Input records section start

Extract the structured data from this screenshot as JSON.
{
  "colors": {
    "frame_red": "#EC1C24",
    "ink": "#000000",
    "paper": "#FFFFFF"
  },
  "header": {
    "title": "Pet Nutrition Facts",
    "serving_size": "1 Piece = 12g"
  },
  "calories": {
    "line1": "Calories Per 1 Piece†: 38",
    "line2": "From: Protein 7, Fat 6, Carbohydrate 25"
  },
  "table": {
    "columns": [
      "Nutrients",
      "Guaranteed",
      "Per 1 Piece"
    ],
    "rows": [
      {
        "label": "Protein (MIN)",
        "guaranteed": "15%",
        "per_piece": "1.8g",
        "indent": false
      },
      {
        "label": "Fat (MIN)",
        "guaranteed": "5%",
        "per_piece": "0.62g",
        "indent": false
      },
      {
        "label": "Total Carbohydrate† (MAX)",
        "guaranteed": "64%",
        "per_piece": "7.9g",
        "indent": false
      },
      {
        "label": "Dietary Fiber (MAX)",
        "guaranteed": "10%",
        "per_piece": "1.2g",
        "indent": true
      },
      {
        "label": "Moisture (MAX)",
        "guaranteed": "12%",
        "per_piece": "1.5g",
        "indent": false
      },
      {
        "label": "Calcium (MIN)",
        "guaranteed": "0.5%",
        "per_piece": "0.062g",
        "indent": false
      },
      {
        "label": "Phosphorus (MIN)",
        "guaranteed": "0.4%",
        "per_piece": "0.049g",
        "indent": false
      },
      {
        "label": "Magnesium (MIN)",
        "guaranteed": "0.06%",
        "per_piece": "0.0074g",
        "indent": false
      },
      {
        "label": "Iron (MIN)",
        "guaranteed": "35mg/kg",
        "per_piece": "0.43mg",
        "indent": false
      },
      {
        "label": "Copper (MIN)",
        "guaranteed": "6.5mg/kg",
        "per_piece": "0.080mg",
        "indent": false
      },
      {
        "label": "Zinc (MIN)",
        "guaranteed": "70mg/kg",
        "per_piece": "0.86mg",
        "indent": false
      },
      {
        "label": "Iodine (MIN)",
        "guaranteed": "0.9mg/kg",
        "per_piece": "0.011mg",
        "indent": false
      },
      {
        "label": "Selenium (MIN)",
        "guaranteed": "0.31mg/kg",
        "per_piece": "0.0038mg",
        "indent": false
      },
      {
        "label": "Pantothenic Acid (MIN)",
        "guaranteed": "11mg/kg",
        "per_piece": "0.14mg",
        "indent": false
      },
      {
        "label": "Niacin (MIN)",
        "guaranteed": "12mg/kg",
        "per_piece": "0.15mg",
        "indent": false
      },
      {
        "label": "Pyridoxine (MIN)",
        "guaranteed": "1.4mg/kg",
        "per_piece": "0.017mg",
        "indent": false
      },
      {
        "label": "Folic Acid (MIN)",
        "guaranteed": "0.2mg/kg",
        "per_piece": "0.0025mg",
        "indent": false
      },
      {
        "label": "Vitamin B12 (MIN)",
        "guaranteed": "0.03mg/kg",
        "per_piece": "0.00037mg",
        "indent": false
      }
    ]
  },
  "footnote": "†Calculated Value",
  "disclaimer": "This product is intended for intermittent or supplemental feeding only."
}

Input records section end

Task statement
Return all of the data exactly as it reads.

Task output
Extract the structured data from this screenshot as JSON.
{
  "colors": {
    "frame_red": "#EC1C24",
    "ink": "#000000",
    "paper": "#FFFFFF"
  },
  "header": {
    "title": "Pet Nutrition Facts",
    "serving_size": "1 Piece = 12g"
  },
  "calories": {
    "line1": "Calories Per 1 Piece†: 38",
    "line2": "From: Protein 7, Fat 6, Carbohydrate 25"
  },
  "table": {
    "columns": [
      "Nutrients",
      "Guaranteed",
      "Per 1 Piece"
    ],
    "rows": [
      {
        "label": "Protein (MIN)",
        "guaranteed": "15%",
        "per_piece": "1.8g",
        "indent": false
      },
      {
        "label": "Fat (MIN)",
        "guaranteed": "5%",
        "per_piece": "0.62g",
        "indent": false
      },
      {
        "label": "Total Carbohydrate† (MAX)",
        "guaranteed": "64%",
        "per_piece": "7.9g",
        "indent": false
      },
      {
        "label": "Dietary Fiber (MAX)",
        "guaranteed": "10%",
        "per_piece": "1.2g",
        "indent": true
      },
      {
        "label": "Moisture (MAX)",
        "guaranteed": "12%",
        "per_piece": "1.5g",
        "indent": false
      },
      {
        "label": "Calcium (MIN)",
        "guaranteed": "0.5%",
        "per_piece": "0.062g",
        "indent": false
      },
      {
        "label": "Phosphorus (MIN)",
        "guaranteed": "0.4%",
        "per_piece": "0.049g",
        "indent": false
      },
      {
        "label": "Magnesium (MIN)",
        "guaranteed": "0.06%",
        "per_piece": "0.0074g",
        "indent": false
      },
      {
        "label": "Iron (MIN)",
        "guaranteed": "35mg/kg",
        "per_piece": "0.43mg",
        "indent": false
      },
      {
        "label": "Copper (MIN)",
        "guaranteed": "6.5mg/kg",
        "per_piece": "0.080mg",
        "indent": false
      },
      {
        "label": "Zinc (MIN)",
        "guaranteed": "70mg/kg",
        "per_piece": "0.86mg",
        "indent": false
      },
      {
        "label": "Iodine (MIN)",
        "guaranteed": "0.9mg/kg",
        "per_piece": "0.011mg",
        "indent": false
      },
      {
        "label": "Selenium (MIN)",
        "guaranteed": "0.31mg/kg",
        "per_piece": "0.0038mg",
        "indent": false
      },
      {
        "label": "Pantothenic Acid (MIN)",
        "guaranteed": "11mg/kg",
        "per_piece": "0.14mg",
        "indent": false
      },
      {
        "label": "Niacin (MIN)",
        "guaranteed": "12mg/kg",
        "per_piece": "0.15mg",
        "indent": false
      },
      {
        "label": "Pyridoxine (MIN)",
        "guaranteed": "1.4mg/kg",
        "per_piece": "0.017mg",
        "indent": false
      },
      {
        "label": "Folic Acid (MIN)",
        "guaranteed": "0.2mg/kg",
        "per_piece": "0.0025mg",
        "indent": false
      },
      {
        "label": "Vitamin B12 (MIN)",
        "guaranteed": "0.03mg/kg",
        "per_piece": "0.00037mg",
        "indent": false
      }
    ]
  },
  "footnote": "†Calculated Value",
  "disclaimer": "This product is intended for intermittent or supplemental feeding only."
}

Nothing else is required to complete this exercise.